--- START ---
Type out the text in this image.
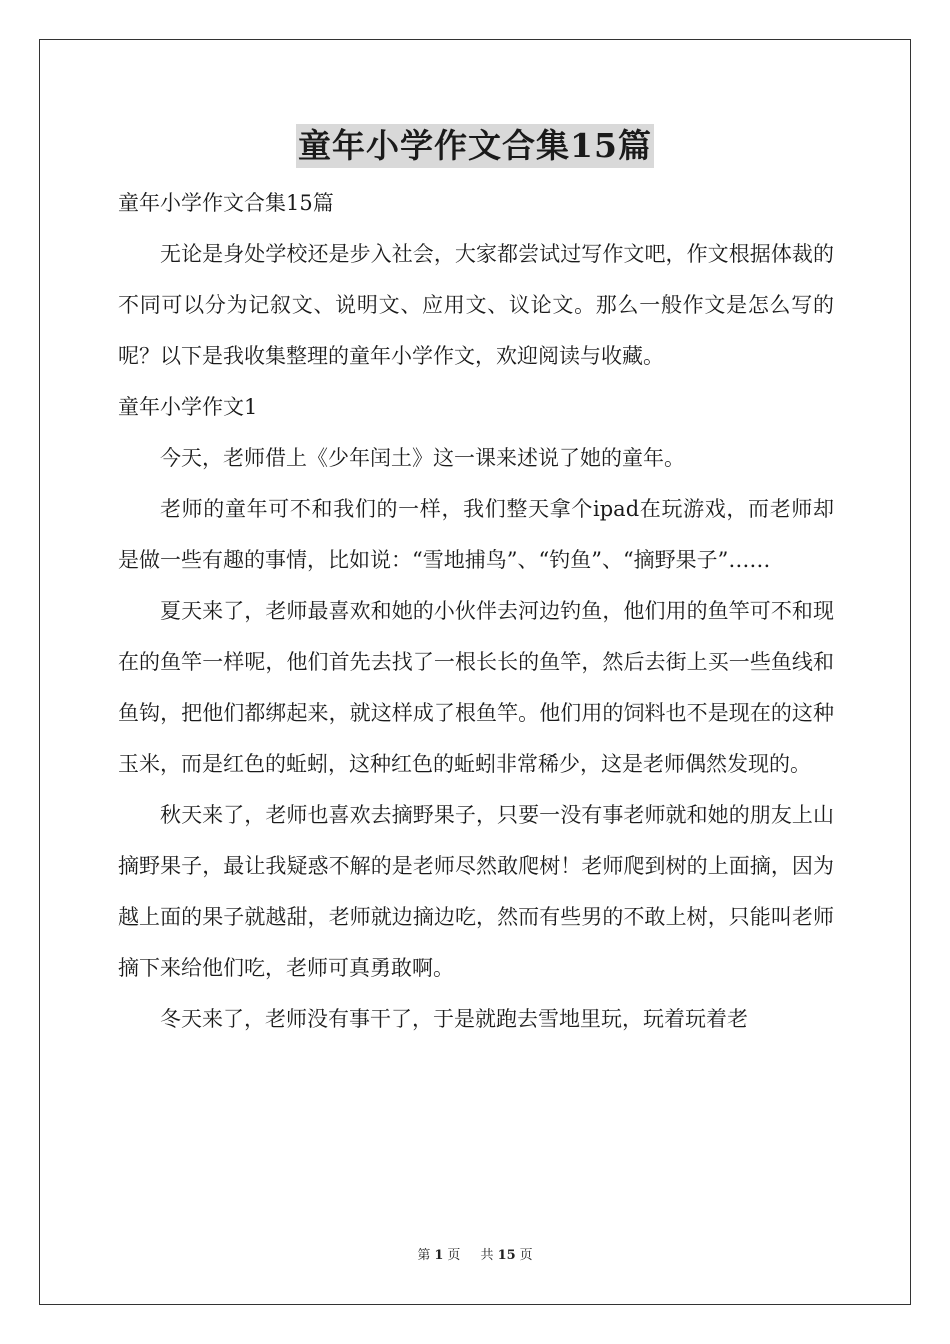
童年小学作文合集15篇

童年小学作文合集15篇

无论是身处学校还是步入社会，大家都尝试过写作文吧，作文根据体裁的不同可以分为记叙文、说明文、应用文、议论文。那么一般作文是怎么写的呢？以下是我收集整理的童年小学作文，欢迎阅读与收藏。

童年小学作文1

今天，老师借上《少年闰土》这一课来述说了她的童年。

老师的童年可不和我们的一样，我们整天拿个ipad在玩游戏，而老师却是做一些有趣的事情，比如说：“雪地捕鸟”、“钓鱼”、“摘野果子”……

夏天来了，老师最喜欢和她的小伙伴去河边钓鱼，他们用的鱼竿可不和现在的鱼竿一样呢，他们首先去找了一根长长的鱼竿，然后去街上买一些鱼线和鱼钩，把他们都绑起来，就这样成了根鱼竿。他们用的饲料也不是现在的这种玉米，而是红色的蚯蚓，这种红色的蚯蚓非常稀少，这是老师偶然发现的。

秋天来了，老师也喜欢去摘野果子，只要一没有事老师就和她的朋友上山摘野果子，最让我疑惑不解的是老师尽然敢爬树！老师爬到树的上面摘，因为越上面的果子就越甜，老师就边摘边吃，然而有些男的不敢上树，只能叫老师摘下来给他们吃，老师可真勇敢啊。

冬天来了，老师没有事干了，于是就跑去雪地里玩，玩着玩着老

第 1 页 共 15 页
--- END ---
Retype each record exactly as it stands, but do not include the pictures.

Type out the text in this image.
童年小学作文合集15篇

童年小学作文合集15篇

无论是身处学校还是步入社会，大家都尝试过写作文吧，作文根据体裁的不同可以分为记叙文、说明文、应用文、议论文。那么一般作文是怎么写的呢？以下是我收集整理的童年小学作文，欢迎阅读与收藏。

童年小学作文1

今天，老师借上《少年闰土》这一课来述说了她的童年。

老师的童年可不和我们的一样，我们整天拿个ipad在玩游戏，而老师却是做一些有趣的事情，比如说：“雪地捕鸟”、“钓鱼”、“摘野果子”……

夏天来了，老师最喜欢和她的小伙伴去河边钓鱼，他们用的鱼竿可不和现在的鱼竿一样呢，他们首先去找了一根长长的鱼竿，然后去街上买一些鱼线和鱼钩，把他们都绑起来，就这样成了根鱼竿。他们用的饲料也不是现在的这种玉米，而是红色的蚯蚓，这种红色的蚯蚓非常稀少，这是老师偶然发现的。

秋天来了，老师也喜欢去摘野果子，只要一没有事老师就和她的朋友上山摘野果子，最让我疑惑不解的是老师尽然敢爬树！老师爬到树的上面摘，因为越上面的果子就越甜，老师就边摘边吃，然而有些男的不敢上树，只能叫老师摘下来给他们吃，老师可真勇敢啊。

冬天来了，老师没有事干了，于是就跑去雪地里玩，玩着玩着老

第 1 页 共 15 页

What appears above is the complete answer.